Era domingo en el rastro, en La Latina, en Madrid. De la mano de encuentros chilenos, con sabor a pasado y a presente, esperaba a la compra de una lámpara que en México llamaríamos kitch. Entonces mi mirada descubrió una cubierta de libro con tonos azules y verdes, con algo que parecía ser la palabra Corazón. Tan pronto como la tuve, rechacé la ilusión. No podía ser, y menos tan lejos de casa. Pero era. Estaba ahí junto a unos lps de Julio Iglesias y Mocedades, debajo de un montón de cacharros que casi ensuciaban la visión. Era Corazón, de Edmundo de Amicis, en su edición ilustrada de los 70s, el primer libro que leí en mi vida, y obra que según wikipedia "está construida para provocar la emoción y las lágrimas del joven lector". ¡Ya desde ahí! Será por eso que soy tan chilletas.

Instrucción de trabajo 1: Según el texto del rastro, ¿qué libro se encontró entre los cacharros?
Instrucción de trabajo 2: Por favor, escribe la continuación del texto del rastro a partir de su última oración.
Los registros son un material aparte, independiente del texto del rastro.

Registros mostrados:
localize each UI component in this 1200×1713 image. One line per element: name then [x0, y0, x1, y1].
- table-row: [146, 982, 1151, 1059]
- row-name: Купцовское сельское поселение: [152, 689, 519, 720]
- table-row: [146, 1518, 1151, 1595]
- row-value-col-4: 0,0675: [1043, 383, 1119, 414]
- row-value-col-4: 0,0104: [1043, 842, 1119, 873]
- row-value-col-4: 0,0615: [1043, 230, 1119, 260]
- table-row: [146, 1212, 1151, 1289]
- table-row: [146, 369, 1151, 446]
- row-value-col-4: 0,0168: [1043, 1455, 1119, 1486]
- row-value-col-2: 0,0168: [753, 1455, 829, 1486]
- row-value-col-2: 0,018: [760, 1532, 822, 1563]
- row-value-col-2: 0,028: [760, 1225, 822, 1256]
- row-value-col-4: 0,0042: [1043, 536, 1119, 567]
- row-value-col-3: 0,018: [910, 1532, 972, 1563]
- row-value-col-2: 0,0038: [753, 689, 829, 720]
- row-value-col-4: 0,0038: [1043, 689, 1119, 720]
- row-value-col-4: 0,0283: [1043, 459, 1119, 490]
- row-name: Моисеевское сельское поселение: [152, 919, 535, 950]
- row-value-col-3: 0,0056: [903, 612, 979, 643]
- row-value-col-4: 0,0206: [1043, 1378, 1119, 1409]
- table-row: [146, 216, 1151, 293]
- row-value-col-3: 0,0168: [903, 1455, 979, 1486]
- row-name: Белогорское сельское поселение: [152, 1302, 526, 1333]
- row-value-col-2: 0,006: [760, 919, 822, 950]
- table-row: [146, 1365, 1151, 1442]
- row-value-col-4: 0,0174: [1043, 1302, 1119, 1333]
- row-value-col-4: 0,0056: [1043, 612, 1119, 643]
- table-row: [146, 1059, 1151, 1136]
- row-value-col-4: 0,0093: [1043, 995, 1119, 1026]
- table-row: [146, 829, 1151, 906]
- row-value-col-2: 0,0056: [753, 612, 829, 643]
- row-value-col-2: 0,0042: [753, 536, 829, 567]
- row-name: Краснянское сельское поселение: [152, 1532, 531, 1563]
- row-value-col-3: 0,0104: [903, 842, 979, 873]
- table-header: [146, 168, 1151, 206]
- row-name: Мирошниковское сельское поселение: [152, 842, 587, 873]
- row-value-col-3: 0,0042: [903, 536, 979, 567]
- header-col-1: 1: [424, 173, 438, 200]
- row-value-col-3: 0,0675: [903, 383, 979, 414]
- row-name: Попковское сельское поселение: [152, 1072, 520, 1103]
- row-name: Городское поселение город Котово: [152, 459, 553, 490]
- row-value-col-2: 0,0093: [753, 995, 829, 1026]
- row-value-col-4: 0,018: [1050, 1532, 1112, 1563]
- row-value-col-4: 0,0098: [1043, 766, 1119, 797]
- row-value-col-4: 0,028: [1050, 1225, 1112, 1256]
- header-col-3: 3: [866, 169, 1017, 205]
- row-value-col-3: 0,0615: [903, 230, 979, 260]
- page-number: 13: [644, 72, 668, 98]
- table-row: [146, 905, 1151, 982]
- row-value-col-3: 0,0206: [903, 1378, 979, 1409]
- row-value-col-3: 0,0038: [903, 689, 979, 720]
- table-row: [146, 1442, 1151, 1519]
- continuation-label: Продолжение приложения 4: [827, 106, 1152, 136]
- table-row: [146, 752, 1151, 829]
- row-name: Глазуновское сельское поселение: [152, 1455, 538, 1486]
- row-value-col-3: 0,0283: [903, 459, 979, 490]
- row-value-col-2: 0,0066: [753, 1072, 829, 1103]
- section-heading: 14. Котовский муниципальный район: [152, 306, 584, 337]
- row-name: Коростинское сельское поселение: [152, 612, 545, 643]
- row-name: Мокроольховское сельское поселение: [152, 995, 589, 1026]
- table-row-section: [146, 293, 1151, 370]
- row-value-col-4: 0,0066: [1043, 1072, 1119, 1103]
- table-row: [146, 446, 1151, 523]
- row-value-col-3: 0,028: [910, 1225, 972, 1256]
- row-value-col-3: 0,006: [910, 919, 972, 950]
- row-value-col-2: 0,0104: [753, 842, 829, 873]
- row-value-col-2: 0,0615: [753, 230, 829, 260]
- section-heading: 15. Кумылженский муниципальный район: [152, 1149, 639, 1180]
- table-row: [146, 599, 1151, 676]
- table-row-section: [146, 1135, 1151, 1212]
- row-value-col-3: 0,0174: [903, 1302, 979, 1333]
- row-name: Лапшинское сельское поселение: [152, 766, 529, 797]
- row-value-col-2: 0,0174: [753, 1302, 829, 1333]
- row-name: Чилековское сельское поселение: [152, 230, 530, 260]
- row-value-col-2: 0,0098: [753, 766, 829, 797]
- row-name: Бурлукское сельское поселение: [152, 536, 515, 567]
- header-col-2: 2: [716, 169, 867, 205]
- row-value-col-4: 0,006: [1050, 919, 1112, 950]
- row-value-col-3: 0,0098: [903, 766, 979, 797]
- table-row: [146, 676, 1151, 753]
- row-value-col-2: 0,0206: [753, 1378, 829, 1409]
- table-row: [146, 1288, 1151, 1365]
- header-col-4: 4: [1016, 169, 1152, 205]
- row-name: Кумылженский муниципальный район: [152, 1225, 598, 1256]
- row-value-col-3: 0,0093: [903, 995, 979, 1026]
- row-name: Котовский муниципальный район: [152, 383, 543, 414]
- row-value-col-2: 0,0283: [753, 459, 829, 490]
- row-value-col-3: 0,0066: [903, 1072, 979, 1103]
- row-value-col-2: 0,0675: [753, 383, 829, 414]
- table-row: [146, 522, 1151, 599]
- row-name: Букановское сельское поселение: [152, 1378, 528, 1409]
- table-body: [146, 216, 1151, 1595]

Respuesta 1: Corazón, de Edmundo de Amicis, en su edición ilustrada de los 70s.

Respuesta 2:
Me debatía entre si sacarlo de debajo de los cacharros, si tomarlo con una toalla, si atreverme a levantarlo, a hojearlo, siquiera a preguntar si tan valioso tesoro estaba a la venta. "5 euros, tío". Y entonces le hice honor a wikipedia y la vista se me nubló un poco. El libro está intacto. Tiene dentro un ticket de algo como El Corte Inglés, pero de una compra distinta. Las ilustraciones están como si hubieran sido pintadas ayer, y ahora está en mi casa, casi sujeto de estar en un altar.
No puedo esperar a sentarme y leer, como en aquél agosto de 1986, mientras me resistía a hacer la primera tarea de cuarto de primaria sentado en el escritorio de mi papá:
"Hoy ha sido el primer día de clase. Los tres meses de vacaciones,
que al principio me parecían tan largos, se han esfumado".